▶ _EXERCISE BRIEF_
Below are some entries. Copy each line that holds the string "Frame".

▶ _LISTED RECORDS_
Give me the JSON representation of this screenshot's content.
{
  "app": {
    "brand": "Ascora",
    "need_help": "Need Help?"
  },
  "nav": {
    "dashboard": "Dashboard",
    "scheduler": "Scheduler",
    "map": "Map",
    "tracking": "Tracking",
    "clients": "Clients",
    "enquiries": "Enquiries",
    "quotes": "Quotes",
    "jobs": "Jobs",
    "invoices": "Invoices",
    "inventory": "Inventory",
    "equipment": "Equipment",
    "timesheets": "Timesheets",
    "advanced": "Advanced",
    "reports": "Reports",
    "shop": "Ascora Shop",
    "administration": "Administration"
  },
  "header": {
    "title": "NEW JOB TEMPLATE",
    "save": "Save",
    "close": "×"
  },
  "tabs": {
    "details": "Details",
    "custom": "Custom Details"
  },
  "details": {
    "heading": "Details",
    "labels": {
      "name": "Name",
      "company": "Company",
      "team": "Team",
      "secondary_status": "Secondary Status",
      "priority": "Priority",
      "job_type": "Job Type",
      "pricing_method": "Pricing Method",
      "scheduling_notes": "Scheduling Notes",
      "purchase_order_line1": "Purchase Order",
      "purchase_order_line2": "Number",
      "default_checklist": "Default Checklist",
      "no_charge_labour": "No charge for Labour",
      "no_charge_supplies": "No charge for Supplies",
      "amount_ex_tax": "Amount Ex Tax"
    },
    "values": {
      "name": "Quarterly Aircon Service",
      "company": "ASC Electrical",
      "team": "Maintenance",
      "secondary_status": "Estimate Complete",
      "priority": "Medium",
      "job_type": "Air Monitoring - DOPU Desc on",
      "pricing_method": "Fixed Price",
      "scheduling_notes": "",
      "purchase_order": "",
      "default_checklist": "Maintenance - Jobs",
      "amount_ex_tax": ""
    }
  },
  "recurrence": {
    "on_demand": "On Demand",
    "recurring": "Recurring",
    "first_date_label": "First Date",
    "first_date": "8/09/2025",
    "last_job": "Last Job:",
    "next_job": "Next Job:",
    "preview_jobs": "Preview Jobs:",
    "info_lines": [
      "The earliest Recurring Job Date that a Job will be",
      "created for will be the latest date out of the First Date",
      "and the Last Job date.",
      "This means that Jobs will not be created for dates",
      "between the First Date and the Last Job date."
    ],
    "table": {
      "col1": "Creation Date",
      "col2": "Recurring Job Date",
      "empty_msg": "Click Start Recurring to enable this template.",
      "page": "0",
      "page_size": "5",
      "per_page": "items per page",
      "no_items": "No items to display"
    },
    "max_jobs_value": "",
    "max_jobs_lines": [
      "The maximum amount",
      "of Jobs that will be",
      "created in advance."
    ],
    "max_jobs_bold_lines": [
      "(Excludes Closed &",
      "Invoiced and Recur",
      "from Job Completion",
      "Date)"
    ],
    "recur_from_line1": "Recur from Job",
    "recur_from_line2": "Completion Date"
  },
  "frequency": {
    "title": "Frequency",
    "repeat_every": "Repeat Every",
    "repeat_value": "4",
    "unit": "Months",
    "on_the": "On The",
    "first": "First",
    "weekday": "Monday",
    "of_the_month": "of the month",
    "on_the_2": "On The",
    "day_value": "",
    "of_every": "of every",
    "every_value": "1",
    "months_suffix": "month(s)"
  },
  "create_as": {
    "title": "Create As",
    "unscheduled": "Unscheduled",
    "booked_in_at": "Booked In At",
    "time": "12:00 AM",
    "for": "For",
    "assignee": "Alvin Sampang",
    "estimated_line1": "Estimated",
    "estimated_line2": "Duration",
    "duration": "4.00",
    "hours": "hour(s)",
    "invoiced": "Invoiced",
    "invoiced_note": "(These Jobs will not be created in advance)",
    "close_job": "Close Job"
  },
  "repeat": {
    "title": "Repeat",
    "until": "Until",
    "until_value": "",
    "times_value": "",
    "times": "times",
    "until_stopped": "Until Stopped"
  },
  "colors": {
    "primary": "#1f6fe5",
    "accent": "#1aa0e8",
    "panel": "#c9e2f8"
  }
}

---

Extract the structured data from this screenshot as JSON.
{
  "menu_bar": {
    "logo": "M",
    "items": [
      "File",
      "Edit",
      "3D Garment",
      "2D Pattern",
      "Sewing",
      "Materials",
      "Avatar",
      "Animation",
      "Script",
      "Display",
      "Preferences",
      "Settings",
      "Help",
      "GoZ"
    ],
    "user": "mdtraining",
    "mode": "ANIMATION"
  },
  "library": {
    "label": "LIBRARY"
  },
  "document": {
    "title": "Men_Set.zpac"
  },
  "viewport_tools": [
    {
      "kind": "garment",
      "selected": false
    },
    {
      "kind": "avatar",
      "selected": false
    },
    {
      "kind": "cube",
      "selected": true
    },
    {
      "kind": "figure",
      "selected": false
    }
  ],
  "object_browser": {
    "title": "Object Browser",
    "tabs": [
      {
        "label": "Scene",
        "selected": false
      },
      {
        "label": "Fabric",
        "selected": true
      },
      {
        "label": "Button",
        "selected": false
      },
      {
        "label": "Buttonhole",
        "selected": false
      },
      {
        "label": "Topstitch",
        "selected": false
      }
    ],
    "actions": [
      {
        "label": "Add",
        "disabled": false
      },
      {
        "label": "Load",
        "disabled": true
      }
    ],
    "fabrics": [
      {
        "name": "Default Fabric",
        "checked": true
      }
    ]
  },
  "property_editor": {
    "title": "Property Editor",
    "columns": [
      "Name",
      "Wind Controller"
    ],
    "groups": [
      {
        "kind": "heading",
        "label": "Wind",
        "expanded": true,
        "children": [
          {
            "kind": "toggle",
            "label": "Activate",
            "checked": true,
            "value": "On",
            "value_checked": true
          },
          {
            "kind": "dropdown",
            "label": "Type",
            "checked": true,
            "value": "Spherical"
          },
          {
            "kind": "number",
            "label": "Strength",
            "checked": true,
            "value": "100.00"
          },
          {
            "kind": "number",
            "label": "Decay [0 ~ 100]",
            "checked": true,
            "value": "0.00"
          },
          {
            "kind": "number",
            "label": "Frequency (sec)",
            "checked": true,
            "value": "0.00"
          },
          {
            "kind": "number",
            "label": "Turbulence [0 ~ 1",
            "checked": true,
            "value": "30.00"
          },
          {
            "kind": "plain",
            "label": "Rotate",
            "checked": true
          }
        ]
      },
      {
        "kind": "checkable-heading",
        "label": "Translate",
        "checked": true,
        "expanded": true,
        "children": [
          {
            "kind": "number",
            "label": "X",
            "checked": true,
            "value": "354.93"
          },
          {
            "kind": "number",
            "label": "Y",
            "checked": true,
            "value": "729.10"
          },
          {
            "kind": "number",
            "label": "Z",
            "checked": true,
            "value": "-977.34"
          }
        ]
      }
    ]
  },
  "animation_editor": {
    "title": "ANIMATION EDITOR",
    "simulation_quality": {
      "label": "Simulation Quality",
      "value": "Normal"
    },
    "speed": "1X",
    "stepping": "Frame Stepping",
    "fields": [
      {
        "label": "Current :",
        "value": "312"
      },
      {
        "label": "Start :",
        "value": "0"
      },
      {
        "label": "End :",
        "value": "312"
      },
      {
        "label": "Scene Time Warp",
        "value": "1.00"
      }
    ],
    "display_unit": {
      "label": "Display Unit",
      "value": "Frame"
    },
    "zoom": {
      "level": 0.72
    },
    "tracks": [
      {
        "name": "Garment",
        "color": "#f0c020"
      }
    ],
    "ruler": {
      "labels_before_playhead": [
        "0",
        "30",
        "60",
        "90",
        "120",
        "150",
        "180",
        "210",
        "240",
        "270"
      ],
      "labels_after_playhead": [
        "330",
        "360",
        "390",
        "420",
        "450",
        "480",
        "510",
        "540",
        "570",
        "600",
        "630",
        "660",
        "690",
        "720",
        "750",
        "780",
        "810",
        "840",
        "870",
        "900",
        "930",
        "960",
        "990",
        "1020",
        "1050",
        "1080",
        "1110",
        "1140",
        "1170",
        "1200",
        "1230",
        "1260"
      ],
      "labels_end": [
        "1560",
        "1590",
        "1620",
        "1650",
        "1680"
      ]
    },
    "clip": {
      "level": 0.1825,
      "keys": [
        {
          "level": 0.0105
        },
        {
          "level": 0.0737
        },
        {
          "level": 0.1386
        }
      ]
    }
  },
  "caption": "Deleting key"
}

▶ _SOLUTION FOR THIS TASK_
    "stepping": "Frame Stepping",
      "value": "Frame"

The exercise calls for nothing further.